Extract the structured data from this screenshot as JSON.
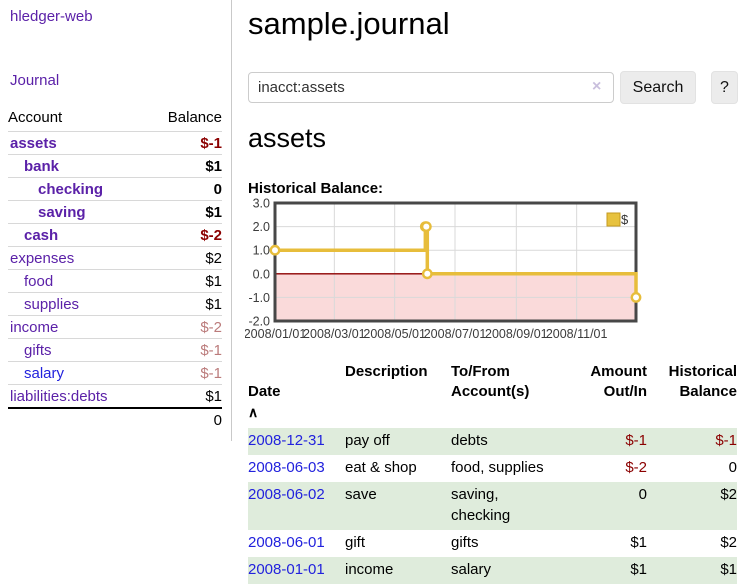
{
  "app": {
    "brand": "hledger-web",
    "nav": {
      "journal": "Journal"
    }
  },
  "sidebar": {
    "columns": {
      "account": "Account",
      "balance": "Balance"
    },
    "accounts": [
      {
        "name": "assets",
        "level": 0,
        "in_account": true,
        "balance": "$-1",
        "balance_style": "negative"
      },
      {
        "name": "bank",
        "level": 1,
        "in_account": true,
        "balance": "$1",
        "balance_style": "normal"
      },
      {
        "name": "checking",
        "level": 2,
        "in_account": true,
        "balance": "0",
        "balance_style": "normal"
      },
      {
        "name": "saving",
        "level": 2,
        "in_account": true,
        "balance": "$1",
        "balance_style": "normal"
      },
      {
        "name": "cash",
        "level": 1,
        "in_account": true,
        "balance": "$-2",
        "balance_style": "negative"
      },
      {
        "name": "expenses",
        "level": 0,
        "in_account": false,
        "balance": "$2",
        "balance_style": "normal"
      },
      {
        "name": "food",
        "level": 1,
        "in_account": false,
        "balance": "$1",
        "balance_style": "normal"
      },
      {
        "name": "supplies",
        "level": 1,
        "in_account": false,
        "balance": "$1",
        "balance_style": "normal"
      },
      {
        "name": "income",
        "level": 0,
        "in_account": false,
        "balance": "$-2",
        "balance_style": "negative-muted"
      },
      {
        "name": "gifts",
        "level": 1,
        "in_account": false,
        "balance": "$-1",
        "balance_style": "negative-muted"
      },
      {
        "name": "salary",
        "level": 1,
        "in_account": false,
        "link_style": "unvisited",
        "balance": "$-1",
        "balance_style": "negative-muted"
      },
      {
        "name": "liabilities:debts",
        "level": 0,
        "in_account": false,
        "balance": "$1",
        "balance_style": "normal"
      }
    ],
    "total": "0"
  },
  "main": {
    "title": "sample.journal",
    "search": {
      "value": "inacct:assets",
      "clear_icon": "×",
      "search_button": "Search",
      "help_button": "?"
    },
    "account_heading": "assets",
    "chart_title": "Historical Balance:"
  },
  "chart_data": {
    "type": "line",
    "step": true,
    "title": "Historical Balance",
    "legend": [
      {
        "label": "$",
        "color": "#e7c23f"
      }
    ],
    "legend_position": "top-right",
    "x_domain": [
      "2008/01/01",
      "2008/12/31"
    ],
    "x_ticks": [
      "2008/01/01",
      "2008/03/01",
      "2008/05/01",
      "2008/07/01",
      "2008/09/01",
      "2008/11/01"
    ],
    "y_ticks": [
      {
        "label": "3.0",
        "value": 3
      },
      {
        "label": "2.0",
        "value": 2
      },
      {
        "label": "1.0",
        "value": 1
      },
      {
        "label": "0.0",
        "value": 0
      },
      {
        "label": "-1.0",
        "value": -1
      },
      {
        "label": "-2.0",
        "value": -2
      }
    ],
    "ylim": [
      -2,
      3
    ],
    "series": [
      {
        "name": "$",
        "points": [
          [
            "2008/01/01",
            1
          ],
          [
            "2008/06/01",
            2
          ],
          [
            "2008/06/02",
            2
          ],
          [
            "2008/06/03",
            0
          ],
          [
            "2008/12/31",
            -1
          ]
        ]
      }
    ],
    "colors": {
      "line": "#e7bd3b",
      "marker_fill": "#ffffff",
      "legend_border": "#c49a1f",
      "negative_region": "#fadada",
      "zero_line": "#8f0000",
      "grid": "#d9d9d9",
      "border": "#474747",
      "tick_text": "#3c3c3c"
    }
  },
  "register": {
    "headers": {
      "date": "Date",
      "sort_icon": "∧",
      "description": "Description",
      "accounts": "To/From\nAccount(s)",
      "amount": "Amount\nOut/In",
      "balance": "Historical\nBalance"
    },
    "rows": [
      {
        "date": "2008-12-31",
        "description": "pay off",
        "accounts": "debts",
        "amount": "$-1",
        "amount_negative": true,
        "balance": "$-1",
        "balance_negative": true
      },
      {
        "date": "2008-06-03",
        "description": "eat & shop",
        "accounts": "food, supplies",
        "amount": "$-2",
        "amount_negative": true,
        "balance": "0",
        "balance_negative": false
      },
      {
        "date": "2008-06-02",
        "description": "save",
        "accounts": "saving, checking",
        "amount": "0",
        "amount_negative": false,
        "balance": "$2",
        "balance_negative": false
      },
      {
        "date": "2008-06-01",
        "description": "gift",
        "accounts": "gifts",
        "amount": "$1",
        "amount_negative": false,
        "balance": "$2",
        "balance_negative": false
      },
      {
        "date": "2008-01-01",
        "description": "income",
        "accounts": "salary",
        "amount": "$1",
        "amount_negative": false,
        "balance": "$1",
        "balance_negative": false
      }
    ]
  },
  "colors": {
    "accent_purple": "#5b21a8",
    "link_blue": "#2222dd",
    "negative": "#8b0000",
    "negative_muted": "#bb7b7b",
    "row_green": "#dfecdc"
  }
}
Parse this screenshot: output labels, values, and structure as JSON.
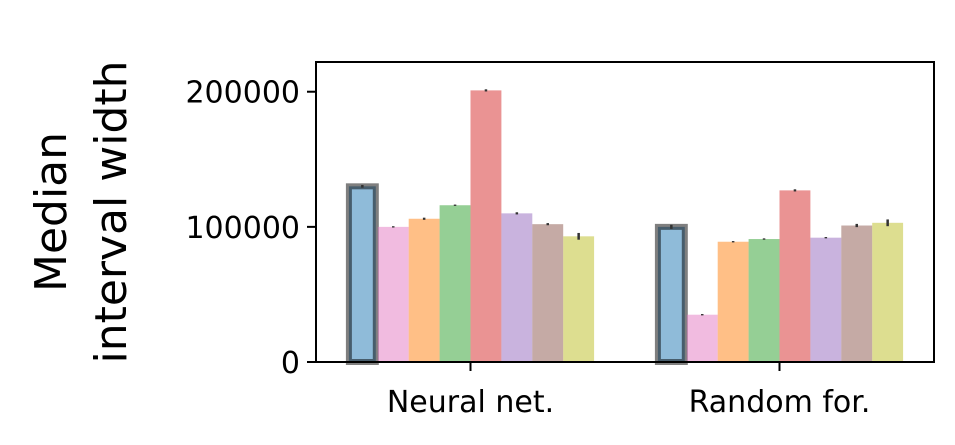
{
  "chart_data": {
    "type": "bar",
    "title": "",
    "xlabel": "",
    "ylabel": [
      "Median",
      "interval width"
    ],
    "categories": [
      "Neural net.",
      "Random for."
    ],
    "ylim": [
      0,
      222000
    ],
    "yticks": [
      0,
      100000,
      200000
    ],
    "ytick_labels": [
      "0",
      "100000",
      "200000"
    ],
    "grid": false,
    "legend": "none",
    "series": [
      {
        "values": [
          130000,
          100000
        ],
        "errors": [
          1000,
          1500
        ],
        "color": "#1f77b4",
        "highlighted": true
      },
      {
        "values": [
          100000,
          35000
        ],
        "errors": [
          500,
          500
        ],
        "color": "#e377c2"
      },
      {
        "values": [
          106000,
          89000
        ],
        "errors": [
          800,
          500
        ],
        "color": "#ff7f0e"
      },
      {
        "values": [
          116000,
          91000
        ],
        "errors": [
          500,
          500
        ],
        "color": "#2ca02c"
      },
      {
        "values": [
          201000,
          127000
        ],
        "errors": [
          800,
          800
        ],
        "color": "#d62728"
      },
      {
        "values": [
          110000,
          92000
        ],
        "errors": [
          800,
          500
        ],
        "color": "#9467bd"
      },
      {
        "values": [
          102000,
          101000
        ],
        "errors": [
          800,
          1200
        ],
        "color": "#8c564b"
      },
      {
        "values": [
          93000,
          103000
        ],
        "errors": [
          2500,
          2500
        ],
        "color": "#bcbd22"
      }
    ]
  }
}
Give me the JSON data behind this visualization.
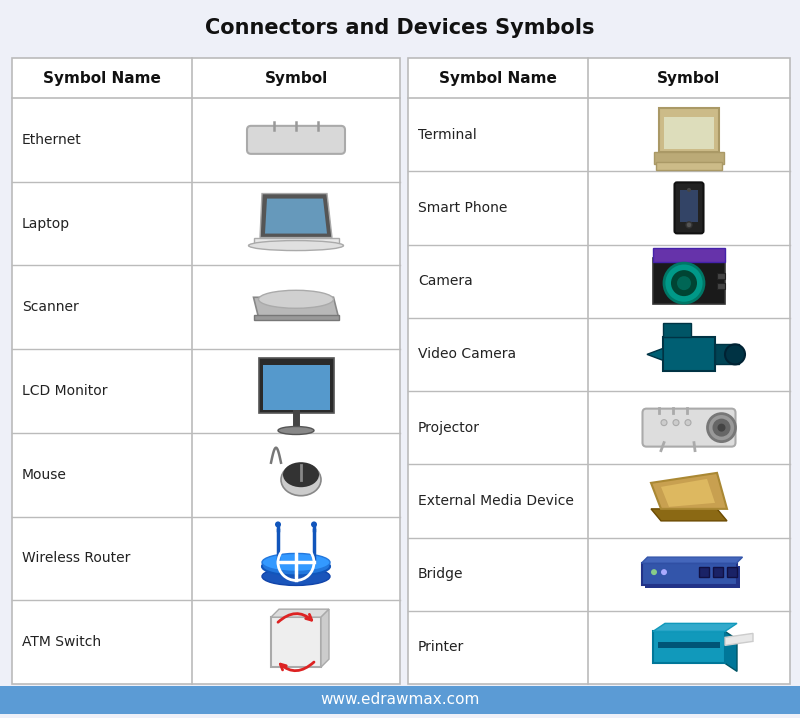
{
  "title": "Connectors and Devices Symbols",
  "background_color": "#eef0f8",
  "footer_bg": "#5b9bd5",
  "footer_text": "www.edrawmax.com",
  "footer_text_color": "#ffffff",
  "border_color": "#bbbbbb",
  "title_fontsize": 15,
  "header_fontsize": 11,
  "cell_fontsize": 10,
  "left_items": [
    "Ethernet",
    "Laptop",
    "Scanner",
    "LCD Monitor",
    "Mouse",
    "Wireless Router",
    "ATM Switch"
  ],
  "right_items": [
    "Terminal",
    "Smart Phone",
    "Camera",
    "Video Camera",
    "Projector",
    "External Media Device",
    "Bridge",
    "Printer"
  ]
}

· · · · · · ·

What to work on: Find the word "accounts" in the data and show each line that holds it.

Correct response:
    "accounts": [
      "accounts": "To/From\nAccount(s)",
        "accounts": "debts",
        "accounts": "food, supplies",
        "accounts": "saving, checking",
        "accounts": "gifts",
        "accounts": "salary",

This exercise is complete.